• [Instruction] Each entry below is to be given again word for word, with no pictures.
◆ ◆ ◆ ◆ ◆
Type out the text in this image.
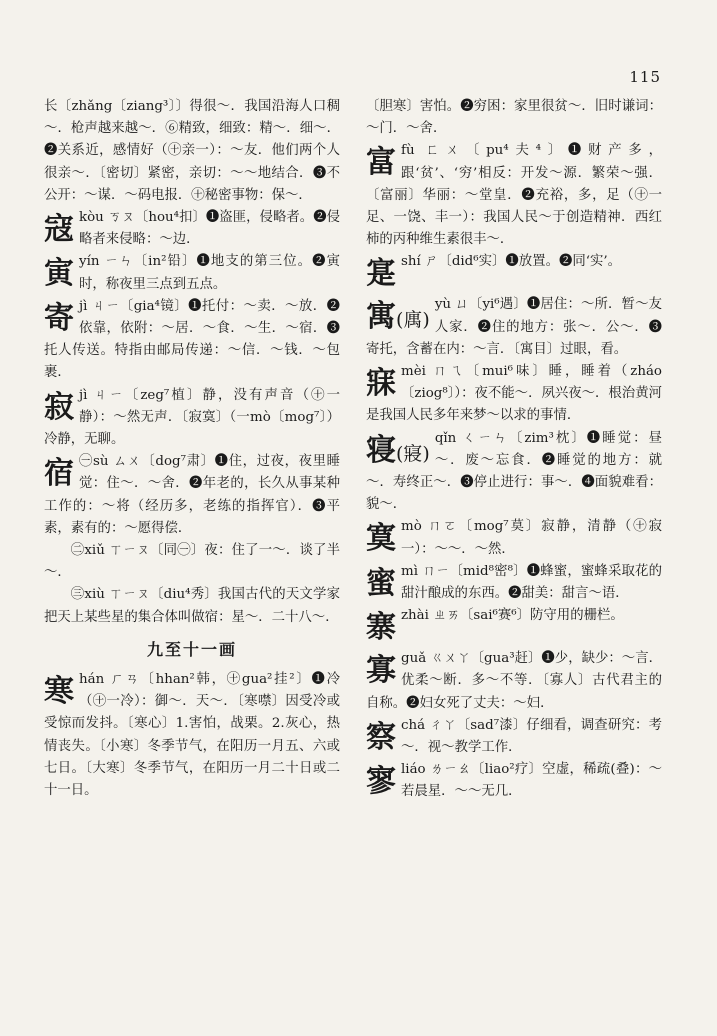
115

长〔zhǎng〔ziang³〕〕得很～．我国沿海人口稠～．枪声越来越～．⑥精致，细致：精～．细～．❷关系近，感情好（㊉亲一）：～友．他们两个人很亲～．〔密切〕紧密，亲切：～～地结合．❸不公开：～谋．～码电报．㊉秘密事物：保～．

寇kòu ㄎㄡ〔hou⁴扣〕❶盗匪，侵略者。❷侵略者来侵略：～边．
寅yín ㄧㄣ〔in²铅〕❶地支的第三位。❷寅时，称夜里三点到五点。
寄jì ㄐㄧ〔gia⁴镜〕❶托付：～卖．～放．❷依靠，依附：～居．～食．～生．～宿．❸托人传送。特指由邮局传递：～信．～钱．～包裹．
寂jì ㄐㄧ〔zeg⁷植〕静，没有声音（㊉一静）：～然无声．〔寂寞〕（一mò〔mog⁷〕）冷静，无聊。
宿 ㊀sù ㄙㄨ〔dog⁷肃〕❶住，过夜，夜里睡觉：住～．～舍．❷年老的，长久从事某种工作的：～将（经历多，老练的指挥官）．❸平素，素有的：～愿得偿．

㊁xiǔ ㄒㄧㄡ〔同㊀〕夜：住了一～．谈了半～．

㊂xiù ㄒㄧㄡ〔diu⁴秀〕我国古代的天文学家把天上某些星的集合体叫做宿：星～．二十八～．

九至十一画
寒hán ㄏㄢ〔hhan²韩，㊉gua²挂²〕❶冷（㊉一冷）：御～．天～．〔寒噤〕因受冷或受惊而发抖。〔寒心〕1.害怕，战栗。2.灰心，热情丧失。〔小寒〕冬季节气，在阳历一月五、六或七日。〔大寒〕冬季节气，在阳历一月二十日或二十一日。

〔胆寒〕害怕。❷穷困：家里很贫～．旧时谦词：～门．～舍．

富fù ㄈㄨ〔pu⁴夫⁴〕❶财产多，跟‘贫’、‘穷’相反：开发～源．繁荣～强．〔富丽〕华丽：～堂皇．❷充裕，多，足（㊉一足、一饶、丰一）：我国人民～于创造精神．西红柿的丙种维生素很丰～．
寔shí ㄕ〔did⁶实〕❶放置。❷同‘实’。
寓(庽)
yù ㄩ〔yi⁶遇〕❶居住：～所．暂～友人家．❷住的地方：张～．公～．❸寄托，含蓄在内：～言．〔寓目〕过眼，看。
寐mèi ㄇㄟ〔mui⁶味〕睡，睡着（zháo〔ziog⁸〕）：夜不能～．夙兴夜～．根治黄河是我国人民多年来梦～以求的事情．
寝(寢)
qǐn ㄑㄧㄣ〔zim³枕〕❶睡觉：昼～．废～忘食．❷睡觉的地方：就～．寿终正～．❸停止进行：事～．❹面貌难看：貌～．
寞mò ㄇㄛ〔mog⁷莫〕寂静，清静（㊉寂一）：～～．～然．
蜜mì ㄇㄧ〔mid⁸密⁸〕❶蜂蜜，蜜蜂采取花的甜汁酿成的东西。❷甜美：甜言～语．
寨zhài ㄓㄞ〔sai⁶赛⁶〕防守用的栅栏。
寡guǎ ㄍㄨㄚ〔gua³赶〕❶少，缺少：～言．优柔～断．多～不等．〔寡人〕古代君主的自称。❷妇女死了丈夫：～妇．
察chá ㄔㄚ〔sad⁷漆〕仔细看，调查研究：考～．视～教学工作．
寥liáo ㄌㄧㄠ〔liao²疗〕空虚，稀疏(叠)：～若晨星．～～无几．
◆ ◆ ◆ ◆ ◆
• [Result below]
Type out the text in this image.
115

长〔zhǎng〔ziang³〕〕得很～．我国沿海人口稠～．枪声越来越～．⑥精致，细致：精～．细～．❷关系近，感情好（㊉亲一）：～友．他们两个人很亲～．〔密切〕紧密，亲切：～～地结合．❸不公开：～谋．～码电报．㊉秘密事物：保～．

寇kòu ㄎㄡ〔hou⁴扣〕❶盗匪，侵略者。❷侵略者来侵略：～边．
寅yín ㄧㄣ〔in²铅〕❶地支的第三位。❷寅时，称夜里三点到五点。
寄jì ㄐㄧ〔gia⁴镜〕❶托付：～卖．～放．❷依靠，依附：～居．～食．～生．～宿．❸托人传送。特指由邮局传递：～信．～钱．～包裹．
寂jì ㄐㄧ〔zeg⁷植〕静，没有声音（㊉一静）：～然无声．〔寂寞〕（一mò〔mog⁷〕）冷静，无聊。
宿 ㊀sù ㄙㄨ〔dog⁷肃〕❶住，过夜，夜里睡觉：住～．～舍．❷年老的，长久从事某种工作的：～将（经历多，老练的指挥官）．❸平素，素有的：～愿得偿．

㊁xiǔ ㄒㄧㄡ〔同㊀〕夜：住了一～．谈了半～．

㊂xiù ㄒㄧㄡ〔diu⁴秀〕我国古代的天文学家把天上某些星的集合体叫做宿：星～．二十八～．

九至十一画
寒hán ㄏㄢ〔hhan²韩，㊉gua²挂²〕❶冷（㊉一冷）：御～．天～．〔寒噤〕因受冷或受惊而发抖。〔寒心〕1.害怕，战栗。2.灰心，热情丧失。〔小寒〕冬季节气，在阳历一月五、六或七日。〔大寒〕冬季节气，在阳历一月二十日或二十一日。

〔胆寒〕害怕。❷穷困：家里很贫～．旧时谦词：～门．～舍．

富fù ㄈㄨ〔pu⁴夫⁴〕❶财产多，跟‘贫’、‘穷’相反：开发～源．繁荣～强．〔富丽〕华丽：～堂皇．❷充裕，多，足（㊉一足、一饶、丰一）：我国人民～于创造精神．西红柿的丙种维生素很丰～．
寔shí ㄕ〔did⁶实〕❶放置。❷同‘实’。
寓(庽)
yù ㄩ〔yi⁶遇〕❶居住：～所．暂～友人家．❷住的地方：张～．公～．❸寄托，含蓄在内：～言．〔寓目〕过眼，看。
寐mèi ㄇㄟ〔mui⁶味〕睡，睡着（zháo〔ziog⁸〕）：夜不能～．夙兴夜～．根治黄河是我国人民多年来梦～以求的事情．
寝(寢)
qǐn ㄑㄧㄣ〔zim³枕〕❶睡觉：昼～．废～忘食．❷睡觉的地方：就～．寿终正～．❸停止进行：事～．❹面貌难看：貌～．
寞mò ㄇㄛ〔mog⁷莫〕寂静，清静（㊉寂一）：～～．～然．
蜜mì ㄇㄧ〔mid⁸密⁸〕❶蜂蜜，蜜蜂采取花的甜汁酿成的东西。❷甜美：甜言～语．
寨zhài ㄓㄞ〔sai⁶赛⁶〕防守用的栅栏。
寡guǎ ㄍㄨㄚ〔gua³赶〕❶少，缺少：～言．优柔～断．多～不等．〔寡人〕古代君主的自称。❷妇女死了丈夫：～妇．
察chá ㄔㄚ〔sad⁷漆〕仔细看，调查研究：考～．视～教学工作．
寥liáo ㄌㄧㄠ〔liao²疗〕空虚，稀疏(叠)：～若晨星．～～无几．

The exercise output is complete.